╭─ AVAILABLE DATA

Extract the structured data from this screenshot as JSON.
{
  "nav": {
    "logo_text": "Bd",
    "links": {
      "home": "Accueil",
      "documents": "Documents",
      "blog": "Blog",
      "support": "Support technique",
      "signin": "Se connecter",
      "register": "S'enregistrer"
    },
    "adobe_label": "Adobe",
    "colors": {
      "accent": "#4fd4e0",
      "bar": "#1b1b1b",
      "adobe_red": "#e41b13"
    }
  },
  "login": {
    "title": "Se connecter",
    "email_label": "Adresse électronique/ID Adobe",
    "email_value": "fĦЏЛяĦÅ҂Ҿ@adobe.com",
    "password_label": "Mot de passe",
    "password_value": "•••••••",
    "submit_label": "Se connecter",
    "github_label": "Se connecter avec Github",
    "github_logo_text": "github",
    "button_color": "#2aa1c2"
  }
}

╰─

• _SHORT TASK_
Please restate the whole listing word for word.

• _FULL SOLUTION_
Extract the structured data from this screenshot as JSON.
{
  "nav": {
    "logo_text": "Bd",
    "links": {
      "home": "Accueil",
      "documents": "Documents",
      "blog": "Blog",
      "support": "Support technique",
      "signin": "Se connecter",
      "register": "S'enregistrer"
    },
    "adobe_label": "Adobe",
    "colors": {
      "accent": "#4fd4e0",
      "bar": "#1b1b1b",
      "adobe_red": "#e41b13"
    }
  },
  "login": {
    "title": "Se connecter",
    "email_label": "Adresse électronique/ID Adobe",
    "email_value": "fĦЏЛяĦÅ҂Ҿ@adobe.com",
    "password_label": "Mot de passe",
    "password_value": "•••••••",
    "submit_label": "Se connecter",
    "github_label": "Se connecter avec Github",
    "github_logo_text": "github",
    "button_color": "#2aa1c2"
  }
}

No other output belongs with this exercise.